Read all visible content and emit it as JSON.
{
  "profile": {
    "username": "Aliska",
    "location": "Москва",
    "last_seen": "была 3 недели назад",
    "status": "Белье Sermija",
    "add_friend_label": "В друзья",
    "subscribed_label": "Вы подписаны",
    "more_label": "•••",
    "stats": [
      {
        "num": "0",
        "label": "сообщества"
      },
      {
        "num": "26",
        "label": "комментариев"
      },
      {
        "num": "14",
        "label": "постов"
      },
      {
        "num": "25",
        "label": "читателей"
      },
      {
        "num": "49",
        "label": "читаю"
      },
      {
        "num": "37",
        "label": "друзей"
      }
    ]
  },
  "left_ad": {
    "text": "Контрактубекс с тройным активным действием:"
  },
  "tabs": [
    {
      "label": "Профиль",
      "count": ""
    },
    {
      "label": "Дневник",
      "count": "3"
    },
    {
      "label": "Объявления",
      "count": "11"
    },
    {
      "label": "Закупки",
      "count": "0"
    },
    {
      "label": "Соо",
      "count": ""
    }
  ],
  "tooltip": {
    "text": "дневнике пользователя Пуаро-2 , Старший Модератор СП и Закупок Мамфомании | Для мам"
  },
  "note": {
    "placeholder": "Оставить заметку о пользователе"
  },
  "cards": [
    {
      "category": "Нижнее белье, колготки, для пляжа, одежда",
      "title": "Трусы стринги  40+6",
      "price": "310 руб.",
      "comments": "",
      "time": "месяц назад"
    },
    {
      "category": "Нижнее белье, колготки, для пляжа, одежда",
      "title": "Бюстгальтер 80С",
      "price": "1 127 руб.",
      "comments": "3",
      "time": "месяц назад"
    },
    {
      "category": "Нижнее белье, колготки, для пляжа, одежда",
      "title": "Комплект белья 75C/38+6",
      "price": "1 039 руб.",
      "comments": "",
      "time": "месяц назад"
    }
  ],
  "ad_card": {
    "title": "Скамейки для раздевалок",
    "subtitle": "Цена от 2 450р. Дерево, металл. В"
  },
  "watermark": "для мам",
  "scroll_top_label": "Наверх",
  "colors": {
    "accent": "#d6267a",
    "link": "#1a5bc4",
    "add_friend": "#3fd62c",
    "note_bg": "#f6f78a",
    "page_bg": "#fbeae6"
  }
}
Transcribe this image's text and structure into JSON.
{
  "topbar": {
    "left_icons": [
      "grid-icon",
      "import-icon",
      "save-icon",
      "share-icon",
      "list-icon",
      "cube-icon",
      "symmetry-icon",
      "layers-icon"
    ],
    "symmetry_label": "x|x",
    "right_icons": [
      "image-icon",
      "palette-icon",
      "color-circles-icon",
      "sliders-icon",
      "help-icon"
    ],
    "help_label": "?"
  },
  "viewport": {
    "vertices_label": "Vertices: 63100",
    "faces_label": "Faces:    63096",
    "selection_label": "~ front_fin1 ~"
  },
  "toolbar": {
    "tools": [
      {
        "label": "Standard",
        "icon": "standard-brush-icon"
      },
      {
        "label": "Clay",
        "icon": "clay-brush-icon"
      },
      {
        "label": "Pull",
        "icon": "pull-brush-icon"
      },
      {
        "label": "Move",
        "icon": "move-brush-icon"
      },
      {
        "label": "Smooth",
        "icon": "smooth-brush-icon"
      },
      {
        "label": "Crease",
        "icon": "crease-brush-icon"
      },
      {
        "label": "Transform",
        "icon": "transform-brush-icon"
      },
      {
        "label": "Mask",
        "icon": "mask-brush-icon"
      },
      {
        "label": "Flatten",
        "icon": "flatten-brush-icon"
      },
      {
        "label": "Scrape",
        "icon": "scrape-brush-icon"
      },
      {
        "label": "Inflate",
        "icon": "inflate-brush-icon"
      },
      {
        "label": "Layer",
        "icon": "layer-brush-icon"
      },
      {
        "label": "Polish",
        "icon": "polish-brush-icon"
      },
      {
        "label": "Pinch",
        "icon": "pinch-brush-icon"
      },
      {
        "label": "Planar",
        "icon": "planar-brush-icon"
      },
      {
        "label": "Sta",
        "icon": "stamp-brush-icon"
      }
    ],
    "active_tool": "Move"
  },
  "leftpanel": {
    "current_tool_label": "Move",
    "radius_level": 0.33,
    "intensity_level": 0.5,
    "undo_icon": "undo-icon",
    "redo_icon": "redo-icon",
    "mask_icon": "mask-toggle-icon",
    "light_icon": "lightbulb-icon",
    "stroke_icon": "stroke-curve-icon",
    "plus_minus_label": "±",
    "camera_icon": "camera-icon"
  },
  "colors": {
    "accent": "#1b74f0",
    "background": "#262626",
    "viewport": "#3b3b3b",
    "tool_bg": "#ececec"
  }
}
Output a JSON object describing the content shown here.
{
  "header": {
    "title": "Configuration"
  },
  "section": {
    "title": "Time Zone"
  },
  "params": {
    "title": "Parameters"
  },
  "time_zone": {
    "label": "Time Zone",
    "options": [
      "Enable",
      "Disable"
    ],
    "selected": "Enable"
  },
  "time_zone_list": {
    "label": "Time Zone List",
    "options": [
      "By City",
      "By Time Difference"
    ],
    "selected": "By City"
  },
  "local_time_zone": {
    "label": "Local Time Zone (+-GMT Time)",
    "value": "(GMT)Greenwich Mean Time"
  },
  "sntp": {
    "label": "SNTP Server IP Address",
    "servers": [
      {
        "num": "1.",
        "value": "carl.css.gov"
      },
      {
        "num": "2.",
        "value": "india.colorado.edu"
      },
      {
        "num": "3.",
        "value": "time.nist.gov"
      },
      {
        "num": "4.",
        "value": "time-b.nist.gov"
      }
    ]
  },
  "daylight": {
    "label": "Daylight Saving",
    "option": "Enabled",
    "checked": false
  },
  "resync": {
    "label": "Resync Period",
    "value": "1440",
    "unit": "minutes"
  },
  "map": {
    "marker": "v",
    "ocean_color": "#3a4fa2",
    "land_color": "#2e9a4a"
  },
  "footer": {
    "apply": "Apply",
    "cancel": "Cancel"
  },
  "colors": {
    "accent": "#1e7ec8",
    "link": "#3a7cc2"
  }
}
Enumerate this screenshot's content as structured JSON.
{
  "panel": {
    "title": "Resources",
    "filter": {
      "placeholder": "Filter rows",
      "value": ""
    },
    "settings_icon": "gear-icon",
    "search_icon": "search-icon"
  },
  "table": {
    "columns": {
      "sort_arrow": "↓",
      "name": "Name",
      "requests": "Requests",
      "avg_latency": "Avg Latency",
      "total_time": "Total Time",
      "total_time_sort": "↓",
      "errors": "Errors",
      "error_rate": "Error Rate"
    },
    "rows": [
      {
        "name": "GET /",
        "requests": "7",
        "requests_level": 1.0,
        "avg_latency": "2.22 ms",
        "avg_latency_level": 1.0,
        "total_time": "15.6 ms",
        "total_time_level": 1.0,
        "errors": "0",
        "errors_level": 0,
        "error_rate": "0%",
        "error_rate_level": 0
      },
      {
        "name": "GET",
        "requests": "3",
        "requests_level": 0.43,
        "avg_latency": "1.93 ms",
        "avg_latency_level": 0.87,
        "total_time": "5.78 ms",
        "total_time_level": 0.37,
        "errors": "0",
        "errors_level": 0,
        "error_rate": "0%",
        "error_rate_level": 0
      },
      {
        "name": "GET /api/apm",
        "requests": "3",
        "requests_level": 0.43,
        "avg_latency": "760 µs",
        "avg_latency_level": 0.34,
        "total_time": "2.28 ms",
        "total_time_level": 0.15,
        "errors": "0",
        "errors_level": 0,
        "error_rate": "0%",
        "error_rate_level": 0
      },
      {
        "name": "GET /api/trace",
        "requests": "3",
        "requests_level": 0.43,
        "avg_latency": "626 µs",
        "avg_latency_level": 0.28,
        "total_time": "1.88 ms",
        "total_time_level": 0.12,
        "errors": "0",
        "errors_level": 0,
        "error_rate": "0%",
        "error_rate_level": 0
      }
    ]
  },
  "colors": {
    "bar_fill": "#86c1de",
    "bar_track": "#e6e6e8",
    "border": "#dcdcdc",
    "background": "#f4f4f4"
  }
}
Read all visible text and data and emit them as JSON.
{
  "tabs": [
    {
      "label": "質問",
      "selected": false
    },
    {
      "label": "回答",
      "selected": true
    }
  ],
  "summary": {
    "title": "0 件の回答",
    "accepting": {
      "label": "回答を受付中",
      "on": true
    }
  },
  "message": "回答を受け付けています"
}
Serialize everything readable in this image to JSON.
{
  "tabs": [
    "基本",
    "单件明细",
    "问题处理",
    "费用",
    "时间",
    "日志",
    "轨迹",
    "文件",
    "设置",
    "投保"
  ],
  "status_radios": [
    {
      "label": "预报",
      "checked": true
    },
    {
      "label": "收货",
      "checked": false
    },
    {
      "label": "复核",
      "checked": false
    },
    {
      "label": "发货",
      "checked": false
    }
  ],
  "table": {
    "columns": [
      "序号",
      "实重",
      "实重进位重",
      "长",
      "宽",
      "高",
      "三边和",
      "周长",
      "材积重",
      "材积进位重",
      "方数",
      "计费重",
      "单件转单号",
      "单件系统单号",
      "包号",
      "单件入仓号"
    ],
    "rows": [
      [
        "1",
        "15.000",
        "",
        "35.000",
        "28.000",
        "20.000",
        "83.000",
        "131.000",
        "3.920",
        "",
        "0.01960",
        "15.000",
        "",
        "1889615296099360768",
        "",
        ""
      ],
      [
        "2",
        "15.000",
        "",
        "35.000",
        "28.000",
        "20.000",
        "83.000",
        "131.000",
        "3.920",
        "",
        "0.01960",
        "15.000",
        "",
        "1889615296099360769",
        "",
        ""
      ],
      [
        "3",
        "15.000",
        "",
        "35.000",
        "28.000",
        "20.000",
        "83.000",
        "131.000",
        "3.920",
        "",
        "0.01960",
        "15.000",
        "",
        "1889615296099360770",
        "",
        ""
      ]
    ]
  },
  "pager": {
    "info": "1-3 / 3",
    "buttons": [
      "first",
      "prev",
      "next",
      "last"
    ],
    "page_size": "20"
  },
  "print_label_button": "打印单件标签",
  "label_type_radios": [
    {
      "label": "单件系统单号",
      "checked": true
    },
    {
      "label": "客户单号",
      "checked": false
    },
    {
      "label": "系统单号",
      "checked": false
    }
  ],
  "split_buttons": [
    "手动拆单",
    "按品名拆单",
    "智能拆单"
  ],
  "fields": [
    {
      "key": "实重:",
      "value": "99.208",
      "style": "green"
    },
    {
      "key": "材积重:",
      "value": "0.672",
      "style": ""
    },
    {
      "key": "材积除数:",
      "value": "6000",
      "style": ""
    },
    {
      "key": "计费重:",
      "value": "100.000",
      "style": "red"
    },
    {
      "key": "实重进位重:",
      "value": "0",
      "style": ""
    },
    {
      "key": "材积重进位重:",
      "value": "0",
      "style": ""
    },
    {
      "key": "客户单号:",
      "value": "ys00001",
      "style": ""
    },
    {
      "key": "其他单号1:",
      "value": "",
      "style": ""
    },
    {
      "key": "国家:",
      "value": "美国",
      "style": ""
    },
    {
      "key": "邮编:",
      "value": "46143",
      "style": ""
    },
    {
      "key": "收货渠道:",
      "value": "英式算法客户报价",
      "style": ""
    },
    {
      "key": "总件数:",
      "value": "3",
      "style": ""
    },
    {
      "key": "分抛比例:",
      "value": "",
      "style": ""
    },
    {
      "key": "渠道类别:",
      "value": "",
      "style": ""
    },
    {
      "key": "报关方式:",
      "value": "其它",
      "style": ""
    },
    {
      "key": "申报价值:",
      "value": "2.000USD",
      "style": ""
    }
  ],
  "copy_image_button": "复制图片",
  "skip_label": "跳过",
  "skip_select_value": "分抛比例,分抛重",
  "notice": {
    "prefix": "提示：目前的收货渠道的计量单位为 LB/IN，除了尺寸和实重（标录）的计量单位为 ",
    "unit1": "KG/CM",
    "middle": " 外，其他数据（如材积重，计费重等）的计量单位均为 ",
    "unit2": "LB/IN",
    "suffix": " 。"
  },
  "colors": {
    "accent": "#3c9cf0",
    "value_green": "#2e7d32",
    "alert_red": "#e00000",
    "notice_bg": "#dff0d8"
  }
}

○ ○ ○ ○

Pull out all lines containing "visible".

Read all visible content and emit it as JSON.
Read all visible text and data and emit them as JSON.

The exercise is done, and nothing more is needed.